Stated problem ▸
Substitute "enclosing rectangle" for "bounding box" in everything from the start of the material down to the line containing "Point: [271, 675, 294, 690]", and reproduce only those lines with nothing else altered.

(Coordinate annotation records)
++++++
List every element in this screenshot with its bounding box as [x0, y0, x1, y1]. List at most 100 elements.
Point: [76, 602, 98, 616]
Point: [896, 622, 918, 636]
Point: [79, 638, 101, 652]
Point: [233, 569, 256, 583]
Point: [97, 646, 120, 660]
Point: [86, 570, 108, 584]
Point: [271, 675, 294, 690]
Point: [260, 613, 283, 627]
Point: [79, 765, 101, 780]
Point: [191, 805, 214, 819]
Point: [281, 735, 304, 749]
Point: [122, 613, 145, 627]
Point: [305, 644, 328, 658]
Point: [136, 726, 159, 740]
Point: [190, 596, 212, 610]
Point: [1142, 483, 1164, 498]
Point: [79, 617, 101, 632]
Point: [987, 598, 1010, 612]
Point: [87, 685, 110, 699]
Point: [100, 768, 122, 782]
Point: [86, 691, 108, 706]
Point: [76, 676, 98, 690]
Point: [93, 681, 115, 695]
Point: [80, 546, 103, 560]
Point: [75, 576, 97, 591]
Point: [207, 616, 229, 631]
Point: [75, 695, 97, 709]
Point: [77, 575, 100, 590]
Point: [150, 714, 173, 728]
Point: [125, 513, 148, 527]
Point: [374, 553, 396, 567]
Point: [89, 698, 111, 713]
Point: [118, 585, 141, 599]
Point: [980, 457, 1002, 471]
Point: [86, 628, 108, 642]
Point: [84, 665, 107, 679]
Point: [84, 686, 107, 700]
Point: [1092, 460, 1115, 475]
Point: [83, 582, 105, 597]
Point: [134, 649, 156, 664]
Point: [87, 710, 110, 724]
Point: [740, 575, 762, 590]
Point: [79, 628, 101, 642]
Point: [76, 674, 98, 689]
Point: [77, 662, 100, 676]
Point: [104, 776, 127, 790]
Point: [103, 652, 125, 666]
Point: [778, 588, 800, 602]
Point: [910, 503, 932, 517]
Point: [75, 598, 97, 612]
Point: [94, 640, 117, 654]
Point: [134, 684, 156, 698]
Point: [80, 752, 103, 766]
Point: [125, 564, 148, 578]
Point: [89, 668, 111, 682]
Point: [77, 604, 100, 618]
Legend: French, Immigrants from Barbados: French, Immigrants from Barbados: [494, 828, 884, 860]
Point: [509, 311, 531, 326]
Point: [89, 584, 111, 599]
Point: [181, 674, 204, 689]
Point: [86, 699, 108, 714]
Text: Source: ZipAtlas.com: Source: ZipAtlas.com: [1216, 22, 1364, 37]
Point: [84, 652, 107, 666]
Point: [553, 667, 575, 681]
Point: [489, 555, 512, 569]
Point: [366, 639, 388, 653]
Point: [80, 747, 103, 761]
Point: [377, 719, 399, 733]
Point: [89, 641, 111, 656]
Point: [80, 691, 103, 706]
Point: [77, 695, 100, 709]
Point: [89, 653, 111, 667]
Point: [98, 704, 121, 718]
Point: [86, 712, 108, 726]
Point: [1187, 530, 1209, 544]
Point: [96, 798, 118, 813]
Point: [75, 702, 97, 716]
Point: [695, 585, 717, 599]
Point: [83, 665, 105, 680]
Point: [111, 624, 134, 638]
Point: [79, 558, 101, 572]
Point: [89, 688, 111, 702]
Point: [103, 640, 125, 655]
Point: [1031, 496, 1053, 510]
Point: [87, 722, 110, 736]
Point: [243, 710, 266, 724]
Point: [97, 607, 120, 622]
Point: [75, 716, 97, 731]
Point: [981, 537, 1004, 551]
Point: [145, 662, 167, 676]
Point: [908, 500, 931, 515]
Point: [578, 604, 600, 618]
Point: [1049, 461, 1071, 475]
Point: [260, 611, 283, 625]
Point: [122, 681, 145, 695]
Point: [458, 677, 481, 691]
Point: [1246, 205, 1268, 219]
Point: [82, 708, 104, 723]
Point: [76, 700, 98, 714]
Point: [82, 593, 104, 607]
++++++
Output for this task ▸
List every element in this screenshot with its enclosing rectangle as [x0, y0, x1, y1]. List at most 100 elements.
Point: [76, 602, 98, 616]
Point: [896, 622, 918, 636]
Point: [79, 638, 101, 652]
Point: [233, 569, 256, 583]
Point: [97, 646, 120, 660]
Point: [86, 570, 108, 584]
Point: [271, 675, 294, 690]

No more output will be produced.